- _PASSAGE FOR REVIEW_
Attempting to probe all kernel.function's hangs FC5 I'm not sure how realistic a test this is - but it is 100% reproducible on my Fedora Core 5 system. Invoking stap with this command hangs the system - power cycle required to clear: stap -v -p5 -e 'probe kernel.function("*") { printf ("%s %s %d %s ", "test-> ", execname(), pid(), probefunc() ) }' I'm not yet sure if one probe is causing the hang - or the accumulation of 10K+ probes. Systemtap version (built from CVS head 20060601): SystemTap translator/driver (version 0.5.7 built 2006-06-01) (Using Red Hat elfutils 0.120 libraries.) Kernel installed: kernel-devel-2.6.16-1.2122_FC5 kernel-debuginfo-2.6.16-1.2122_FC5 kernel-2.6.16-1.2122_FC5
Which architecture is this on? There are some differences between the i386 and x86_64 in setting up the probes. The x86_64 need executable regions of memory allocated. Depending on which architecture is being used there could be different failure modes. Is there any other information output? One trick is to just have a regular console, no X so you can see any oops that come up. Are there any entries in /var/log/messages related to this problem? It could be that this experiment is bumping against some limit. You might take a look at the output of the follow to see how many probes and the size of the result .ko: stap -v -p4 -k -e 'probe kernel.function("*") { printf ("%s %s %d %s ", "test-> ", execname(), pid(), probefunc() ) }' It is also possible that some function that should be blacklisted is getting instrumented. You might try to expand tests/testsuite/systemtap.stress/all_kernel_functions.exp to see if you can get a narrow down the boundary between working and crashing.

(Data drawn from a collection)
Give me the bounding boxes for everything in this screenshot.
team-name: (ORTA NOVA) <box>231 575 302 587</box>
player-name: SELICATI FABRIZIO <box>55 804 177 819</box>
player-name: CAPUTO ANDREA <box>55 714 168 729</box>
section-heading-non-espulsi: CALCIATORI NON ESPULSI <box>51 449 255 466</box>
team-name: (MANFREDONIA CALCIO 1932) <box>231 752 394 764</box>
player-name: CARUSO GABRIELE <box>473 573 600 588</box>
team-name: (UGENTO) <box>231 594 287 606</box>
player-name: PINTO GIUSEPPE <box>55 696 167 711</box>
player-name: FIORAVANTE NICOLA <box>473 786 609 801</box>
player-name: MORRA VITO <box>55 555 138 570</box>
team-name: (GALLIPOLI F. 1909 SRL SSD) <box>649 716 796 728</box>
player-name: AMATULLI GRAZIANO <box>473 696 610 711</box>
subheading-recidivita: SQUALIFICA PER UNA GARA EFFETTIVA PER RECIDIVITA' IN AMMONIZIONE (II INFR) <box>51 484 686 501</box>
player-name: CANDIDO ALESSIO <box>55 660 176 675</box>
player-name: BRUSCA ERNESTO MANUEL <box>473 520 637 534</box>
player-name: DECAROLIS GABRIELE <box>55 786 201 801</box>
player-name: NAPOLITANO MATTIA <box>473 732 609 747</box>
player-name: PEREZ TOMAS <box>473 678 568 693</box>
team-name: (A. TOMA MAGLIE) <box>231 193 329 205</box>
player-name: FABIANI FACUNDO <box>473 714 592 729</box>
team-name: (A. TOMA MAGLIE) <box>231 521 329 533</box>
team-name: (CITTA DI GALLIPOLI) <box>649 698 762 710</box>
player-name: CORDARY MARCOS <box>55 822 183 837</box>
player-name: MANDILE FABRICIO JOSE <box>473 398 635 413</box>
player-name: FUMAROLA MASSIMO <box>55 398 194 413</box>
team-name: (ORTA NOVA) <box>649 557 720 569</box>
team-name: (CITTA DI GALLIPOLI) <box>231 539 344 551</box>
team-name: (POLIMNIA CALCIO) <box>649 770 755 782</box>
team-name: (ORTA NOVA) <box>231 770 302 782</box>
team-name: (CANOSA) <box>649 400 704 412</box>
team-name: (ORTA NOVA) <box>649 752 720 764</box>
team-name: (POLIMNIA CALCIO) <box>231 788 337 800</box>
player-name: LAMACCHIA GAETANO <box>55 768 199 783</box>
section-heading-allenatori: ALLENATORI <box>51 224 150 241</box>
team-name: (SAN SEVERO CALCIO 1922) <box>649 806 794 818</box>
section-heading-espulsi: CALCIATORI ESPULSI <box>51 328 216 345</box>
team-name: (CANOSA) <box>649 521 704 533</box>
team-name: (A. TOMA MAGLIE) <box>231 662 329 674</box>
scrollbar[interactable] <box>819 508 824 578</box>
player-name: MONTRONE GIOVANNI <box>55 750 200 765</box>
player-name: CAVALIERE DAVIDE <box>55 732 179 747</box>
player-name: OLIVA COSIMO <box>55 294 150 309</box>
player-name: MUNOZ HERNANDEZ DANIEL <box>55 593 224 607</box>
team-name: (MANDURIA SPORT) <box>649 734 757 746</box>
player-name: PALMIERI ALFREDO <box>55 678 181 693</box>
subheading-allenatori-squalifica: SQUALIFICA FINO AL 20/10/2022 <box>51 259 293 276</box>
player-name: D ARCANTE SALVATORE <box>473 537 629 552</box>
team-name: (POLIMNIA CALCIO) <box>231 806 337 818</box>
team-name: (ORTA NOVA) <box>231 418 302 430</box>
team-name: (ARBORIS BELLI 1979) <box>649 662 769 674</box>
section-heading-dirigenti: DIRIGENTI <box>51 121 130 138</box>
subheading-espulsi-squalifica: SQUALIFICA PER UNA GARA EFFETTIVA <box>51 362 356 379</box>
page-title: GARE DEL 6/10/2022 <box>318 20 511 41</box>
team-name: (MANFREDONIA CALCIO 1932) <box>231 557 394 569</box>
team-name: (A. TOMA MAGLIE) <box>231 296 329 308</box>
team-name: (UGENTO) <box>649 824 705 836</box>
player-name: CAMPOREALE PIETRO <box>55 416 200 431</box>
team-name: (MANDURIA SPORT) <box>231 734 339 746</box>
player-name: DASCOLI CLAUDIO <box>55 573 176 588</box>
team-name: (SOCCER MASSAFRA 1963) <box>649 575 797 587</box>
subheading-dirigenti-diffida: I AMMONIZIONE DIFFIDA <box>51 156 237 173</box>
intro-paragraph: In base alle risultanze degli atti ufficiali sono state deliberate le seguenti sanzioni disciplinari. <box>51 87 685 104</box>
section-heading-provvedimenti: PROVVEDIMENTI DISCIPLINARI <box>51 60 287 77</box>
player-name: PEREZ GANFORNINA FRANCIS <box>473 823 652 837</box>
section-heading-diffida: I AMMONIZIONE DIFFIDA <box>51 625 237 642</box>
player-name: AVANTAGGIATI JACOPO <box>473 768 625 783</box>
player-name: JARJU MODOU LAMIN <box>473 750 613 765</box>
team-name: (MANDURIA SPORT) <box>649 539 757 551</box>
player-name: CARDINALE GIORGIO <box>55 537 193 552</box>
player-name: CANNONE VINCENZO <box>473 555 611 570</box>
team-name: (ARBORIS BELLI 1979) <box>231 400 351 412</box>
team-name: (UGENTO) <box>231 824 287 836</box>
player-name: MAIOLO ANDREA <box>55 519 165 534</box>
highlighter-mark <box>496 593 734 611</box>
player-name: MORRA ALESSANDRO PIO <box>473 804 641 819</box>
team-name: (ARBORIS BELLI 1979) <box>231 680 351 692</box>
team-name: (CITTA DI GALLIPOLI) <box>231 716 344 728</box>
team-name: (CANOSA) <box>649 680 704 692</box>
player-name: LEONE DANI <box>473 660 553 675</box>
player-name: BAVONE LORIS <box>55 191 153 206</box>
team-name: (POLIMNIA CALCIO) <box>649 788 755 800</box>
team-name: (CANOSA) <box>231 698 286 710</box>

- _EXERCISE INSTRUCTIONS_
Decide whether each statement agrees with the thread on the systemtap hang, answering yes or no and quoting the words from the thread that settle it.
1. The system hang occurs only some of the time.
2. Clearing the hang requires a power cycle.
3. The reply states that i386 needs executable regions of memory allocated.
The data has no connection to the thread.

- _EXERCISE RESPONSE_
1. No: "it is 100% reproducible on my Fedora Core 5 system"
2. Yes: "power cycle required to clear"
3. No: "The x86_64 need executable regions of memory allocated."